> Annotated element entries
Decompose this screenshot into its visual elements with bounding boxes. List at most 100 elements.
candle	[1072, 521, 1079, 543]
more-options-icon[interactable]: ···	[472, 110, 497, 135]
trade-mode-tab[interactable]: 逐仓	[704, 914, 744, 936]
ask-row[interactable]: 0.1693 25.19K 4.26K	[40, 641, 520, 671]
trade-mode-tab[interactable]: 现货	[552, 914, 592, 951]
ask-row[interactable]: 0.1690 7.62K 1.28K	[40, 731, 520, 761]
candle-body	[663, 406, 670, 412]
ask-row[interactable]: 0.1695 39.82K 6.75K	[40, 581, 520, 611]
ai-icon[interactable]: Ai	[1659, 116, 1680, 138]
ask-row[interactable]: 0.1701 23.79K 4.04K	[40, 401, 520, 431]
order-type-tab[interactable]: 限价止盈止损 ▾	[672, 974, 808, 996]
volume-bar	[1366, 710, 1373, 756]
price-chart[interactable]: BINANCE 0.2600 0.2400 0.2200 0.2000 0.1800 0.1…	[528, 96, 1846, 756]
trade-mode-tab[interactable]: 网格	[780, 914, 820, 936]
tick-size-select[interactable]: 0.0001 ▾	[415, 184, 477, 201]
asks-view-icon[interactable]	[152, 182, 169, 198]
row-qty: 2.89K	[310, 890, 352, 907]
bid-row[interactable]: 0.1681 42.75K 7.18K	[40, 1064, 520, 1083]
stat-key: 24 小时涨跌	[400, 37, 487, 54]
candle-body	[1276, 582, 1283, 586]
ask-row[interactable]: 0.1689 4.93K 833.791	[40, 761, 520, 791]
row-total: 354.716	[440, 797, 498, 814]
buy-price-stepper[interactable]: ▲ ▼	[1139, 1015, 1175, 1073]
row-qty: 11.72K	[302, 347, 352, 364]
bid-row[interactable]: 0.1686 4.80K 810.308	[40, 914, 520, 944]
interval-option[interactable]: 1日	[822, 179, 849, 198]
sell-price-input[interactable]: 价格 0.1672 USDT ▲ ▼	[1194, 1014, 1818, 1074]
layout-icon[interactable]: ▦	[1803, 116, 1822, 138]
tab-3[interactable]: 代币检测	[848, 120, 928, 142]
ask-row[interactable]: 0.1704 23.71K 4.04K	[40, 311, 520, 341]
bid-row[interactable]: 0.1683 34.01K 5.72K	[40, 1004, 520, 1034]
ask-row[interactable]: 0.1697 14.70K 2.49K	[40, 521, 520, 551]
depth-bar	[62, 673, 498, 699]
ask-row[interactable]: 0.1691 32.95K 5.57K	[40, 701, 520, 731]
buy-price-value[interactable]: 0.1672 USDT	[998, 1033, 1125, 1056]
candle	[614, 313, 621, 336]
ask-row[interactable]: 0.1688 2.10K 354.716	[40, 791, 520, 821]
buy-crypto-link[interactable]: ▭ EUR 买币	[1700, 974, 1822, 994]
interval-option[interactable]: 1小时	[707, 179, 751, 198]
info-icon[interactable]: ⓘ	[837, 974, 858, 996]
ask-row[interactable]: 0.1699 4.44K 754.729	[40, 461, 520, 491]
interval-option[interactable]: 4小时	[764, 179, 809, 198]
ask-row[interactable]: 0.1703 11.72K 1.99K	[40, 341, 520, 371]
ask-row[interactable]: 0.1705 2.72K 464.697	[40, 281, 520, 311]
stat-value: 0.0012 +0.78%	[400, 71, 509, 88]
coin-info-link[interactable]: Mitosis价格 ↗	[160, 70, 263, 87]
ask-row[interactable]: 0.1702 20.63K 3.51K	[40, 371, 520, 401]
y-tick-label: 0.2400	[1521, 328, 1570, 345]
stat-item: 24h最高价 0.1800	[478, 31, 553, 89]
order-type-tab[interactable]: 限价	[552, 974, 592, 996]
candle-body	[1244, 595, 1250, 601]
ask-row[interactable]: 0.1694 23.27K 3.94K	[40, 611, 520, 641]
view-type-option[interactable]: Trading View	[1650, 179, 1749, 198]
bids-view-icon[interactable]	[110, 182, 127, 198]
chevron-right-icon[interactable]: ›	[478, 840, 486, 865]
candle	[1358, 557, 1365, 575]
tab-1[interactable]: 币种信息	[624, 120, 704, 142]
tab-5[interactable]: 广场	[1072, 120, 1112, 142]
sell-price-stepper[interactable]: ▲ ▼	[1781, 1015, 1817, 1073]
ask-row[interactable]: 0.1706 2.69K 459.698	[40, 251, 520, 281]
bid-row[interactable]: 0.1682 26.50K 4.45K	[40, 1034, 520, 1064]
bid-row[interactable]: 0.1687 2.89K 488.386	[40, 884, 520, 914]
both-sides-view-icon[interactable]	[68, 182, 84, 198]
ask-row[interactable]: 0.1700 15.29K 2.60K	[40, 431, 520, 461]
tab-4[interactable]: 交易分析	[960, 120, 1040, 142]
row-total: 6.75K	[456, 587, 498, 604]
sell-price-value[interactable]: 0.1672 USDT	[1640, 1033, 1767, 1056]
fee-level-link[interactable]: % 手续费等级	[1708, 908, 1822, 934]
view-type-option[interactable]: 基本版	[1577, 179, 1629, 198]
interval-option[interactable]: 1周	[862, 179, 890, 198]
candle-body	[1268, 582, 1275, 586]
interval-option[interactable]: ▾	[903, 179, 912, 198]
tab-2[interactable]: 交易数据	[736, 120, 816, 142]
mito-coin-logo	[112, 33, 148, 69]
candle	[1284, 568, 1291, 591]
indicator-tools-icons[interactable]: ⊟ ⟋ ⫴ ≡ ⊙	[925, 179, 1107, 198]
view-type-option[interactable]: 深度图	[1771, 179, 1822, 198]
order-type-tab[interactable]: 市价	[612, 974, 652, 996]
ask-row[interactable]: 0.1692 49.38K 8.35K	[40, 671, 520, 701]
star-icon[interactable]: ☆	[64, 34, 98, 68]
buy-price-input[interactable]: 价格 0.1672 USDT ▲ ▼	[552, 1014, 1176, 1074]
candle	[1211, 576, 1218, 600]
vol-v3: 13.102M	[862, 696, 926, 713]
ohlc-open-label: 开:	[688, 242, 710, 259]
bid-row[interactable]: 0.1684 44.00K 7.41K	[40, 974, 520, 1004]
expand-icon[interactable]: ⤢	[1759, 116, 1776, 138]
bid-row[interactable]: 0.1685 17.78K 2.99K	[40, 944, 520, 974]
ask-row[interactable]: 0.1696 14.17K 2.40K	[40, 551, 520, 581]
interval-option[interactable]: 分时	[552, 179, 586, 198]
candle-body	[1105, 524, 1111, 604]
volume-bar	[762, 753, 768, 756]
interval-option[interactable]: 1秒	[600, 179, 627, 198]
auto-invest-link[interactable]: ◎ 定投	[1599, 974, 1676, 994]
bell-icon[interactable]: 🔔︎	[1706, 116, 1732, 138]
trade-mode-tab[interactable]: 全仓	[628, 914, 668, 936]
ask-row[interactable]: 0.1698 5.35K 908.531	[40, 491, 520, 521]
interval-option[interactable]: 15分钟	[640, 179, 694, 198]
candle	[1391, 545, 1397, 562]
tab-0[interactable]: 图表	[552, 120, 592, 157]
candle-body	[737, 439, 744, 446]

> DESCRIPTION OF THE TASK
Please repeat every line of the listing above word for word.

> RESPONSE BELOW
Decompose this screenshot into its visual elements with bounding boxes. List at most 100 elements.
candle	[1072, 521, 1079, 543]
more-options-icon[interactable]: ···	[472, 110, 497, 135]
trade-mode-tab[interactable]: 逐仓	[704, 914, 744, 936]
ask-row[interactable]: 0.1693 25.19K 4.26K	[40, 641, 520, 671]
trade-mode-tab[interactable]: 现货	[552, 914, 592, 951]
ask-row[interactable]: 0.1690 7.62K 1.28K	[40, 731, 520, 761]
candle-body	[663, 406, 670, 412]
ask-row[interactable]: 0.1695 39.82K 6.75K	[40, 581, 520, 611]
ai-icon[interactable]: Ai	[1659, 116, 1680, 138]
ask-row[interactable]: 0.1701 23.79K 4.04K	[40, 401, 520, 431]
order-type-tab[interactable]: 限价止盈止损 ▾	[672, 974, 808, 996]
volume-bar	[1366, 710, 1373, 756]
price-chart[interactable]: BINANCE 0.2600 0.2400 0.2200 0.2000 0.1800 0.1…	[528, 96, 1846, 756]
trade-mode-tab[interactable]: 网格	[780, 914, 820, 936]
tick-size-select[interactable]: 0.0001 ▾	[415, 184, 477, 201]
asks-view-icon[interactable]	[152, 182, 169, 198]
row-qty: 2.89K	[310, 890, 352, 907]
bid-row[interactable]: 0.1681 42.75K 7.18K	[40, 1064, 520, 1083]
stat-key: 24 小时涨跌	[400, 37, 487, 54]
candle-body	[1276, 582, 1283, 586]
ask-row[interactable]: 0.1689 4.93K 833.791	[40, 761, 520, 791]
row-total: 354.716	[440, 797, 498, 814]
buy-price-stepper[interactable]: ▲ ▼	[1139, 1015, 1175, 1073]
row-qty: 11.72K	[302, 347, 352, 364]
bid-row[interactable]: 0.1686 4.80K 810.308	[40, 914, 520, 944]
interval-option[interactable]: 1日	[822, 179, 849, 198]
sell-price-input[interactable]: 价格 0.1672 USDT ▲ ▼	[1194, 1014, 1818, 1074]
layout-icon[interactable]: ▦	[1803, 116, 1822, 138]
tab-3[interactable]: 代币检测	[848, 120, 928, 142]
ask-row[interactable]: 0.1704 23.71K 4.04K	[40, 311, 520, 341]
bid-row[interactable]: 0.1683 34.01K 5.72K	[40, 1004, 520, 1034]
ask-row[interactable]: 0.1697 14.70K 2.49K	[40, 521, 520, 551]
depth-bar	[62, 673, 498, 699]
ask-row[interactable]: 0.1691 32.95K 5.57K	[40, 701, 520, 731]
buy-price-value[interactable]: 0.1672 USDT	[998, 1033, 1125, 1056]
candle	[614, 313, 621, 336]
ask-row[interactable]: 0.1688 2.10K 354.716	[40, 791, 520, 821]
buy-crypto-link[interactable]: ▭ EUR 买币	[1700, 974, 1822, 994]
interval-option[interactable]: 1小时	[707, 179, 751, 198]
info-icon[interactable]: ⓘ	[837, 974, 858, 996]
ask-row[interactable]: 0.1699 4.44K 754.729	[40, 461, 520, 491]
interval-option[interactable]: 4小时	[764, 179, 809, 198]
ask-row[interactable]: 0.1703 11.72K 1.99K	[40, 341, 520, 371]
ask-row[interactable]: 0.1705 2.72K 464.697	[40, 281, 520, 311]
stat-value: 0.0012 +0.78%	[400, 71, 509, 88]
coin-info-link[interactable]: Mitosis价格 ↗	[160, 70, 263, 87]
ask-row[interactable]: 0.1702 20.63K 3.51K	[40, 371, 520, 401]
y-tick-label: 0.2400	[1521, 328, 1570, 345]
stat-item: 24h最高价 0.1800	[478, 31, 553, 89]
order-type-tab[interactable]: 限价	[552, 974, 592, 996]
candle-body	[1244, 595, 1250, 601]
ask-row[interactable]: 0.1694 23.27K 3.94K	[40, 611, 520, 641]
view-type-option[interactable]: Trading View	[1650, 179, 1749, 198]
bids-view-icon[interactable]	[110, 182, 127, 198]
chevron-right-icon[interactable]: ›	[478, 840, 486, 865]
candle	[1358, 557, 1365, 575]
tab-1[interactable]: 币种信息	[624, 120, 704, 142]
tab-5[interactable]: 广场	[1072, 120, 1112, 142]
sell-price-stepper[interactable]: ▲ ▼	[1781, 1015, 1817, 1073]
ask-row[interactable]: 0.1706 2.69K 459.698	[40, 251, 520, 281]
bid-row[interactable]: 0.1682 26.50K 4.45K	[40, 1034, 520, 1064]
bid-row[interactable]: 0.1687 2.89K 488.386	[40, 884, 520, 914]
both-sides-view-icon[interactable]	[68, 182, 84, 198]
ask-row[interactable]: 0.1700 15.29K 2.60K	[40, 431, 520, 461]
tab-4[interactable]: 交易分析	[960, 120, 1040, 142]
row-total: 6.75K	[456, 587, 498, 604]
sell-price-value[interactable]: 0.1672 USDT	[1640, 1033, 1767, 1056]
fee-level-link[interactable]: % 手续费等级	[1708, 908, 1822, 934]
view-type-option[interactable]: 基本版	[1577, 179, 1629, 198]
interval-option[interactable]: 1周	[862, 179, 890, 198]
candle-body	[1268, 582, 1275, 586]
interval-option[interactable]: ▾	[903, 179, 912, 198]
tab-2[interactable]: 交易数据	[736, 120, 816, 142]
mito-coin-logo	[112, 33, 148, 69]
candle	[1284, 568, 1291, 591]
indicator-tools-icons[interactable]: ⊟ ⟋ ⫴ ≡ ⊙	[925, 179, 1107, 198]
view-type-option[interactable]: 深度图	[1771, 179, 1822, 198]
order-type-tab[interactable]: 市价	[612, 974, 652, 996]
ask-row[interactable]: 0.1692 49.38K 8.35K	[40, 671, 520, 701]
star-icon[interactable]: ☆	[64, 34, 98, 68]
buy-price-input[interactable]: 价格 0.1672 USDT ▲ ▼	[552, 1014, 1176, 1074]
candle	[1211, 576, 1218, 600]
vol-v3: 13.102M	[862, 696, 926, 713]
ohlc-open-label: 开:	[688, 242, 710, 259]
bid-row[interactable]: 0.1684 44.00K 7.41K	[40, 974, 520, 1004]
expand-icon[interactable]: ⤢	[1759, 116, 1776, 138]
bid-row[interactable]: 0.1685 17.78K 2.99K	[40, 944, 520, 974]
ask-row[interactable]: 0.1696 14.17K 2.40K	[40, 551, 520, 581]
interval-option[interactable]: 分时	[552, 179, 586, 198]
candle-body	[1105, 524, 1111, 604]
volume-bar	[762, 753, 768, 756]
interval-option[interactable]: 1秒	[600, 179, 627, 198]
auto-invest-link[interactable]: ◎ 定投	[1599, 974, 1676, 994]
bell-icon[interactable]: 🔔︎	[1706, 116, 1732, 138]
trade-mode-tab[interactable]: 全仓	[628, 914, 668, 936]
ask-row[interactable]: 0.1698 5.35K 908.531	[40, 491, 520, 521]
interval-option[interactable]: 15分钟	[640, 179, 694, 198]
candle	[1391, 545, 1397, 562]
tab-0[interactable]: 图表	[552, 120, 592, 157]
candle-body	[737, 439, 744, 446]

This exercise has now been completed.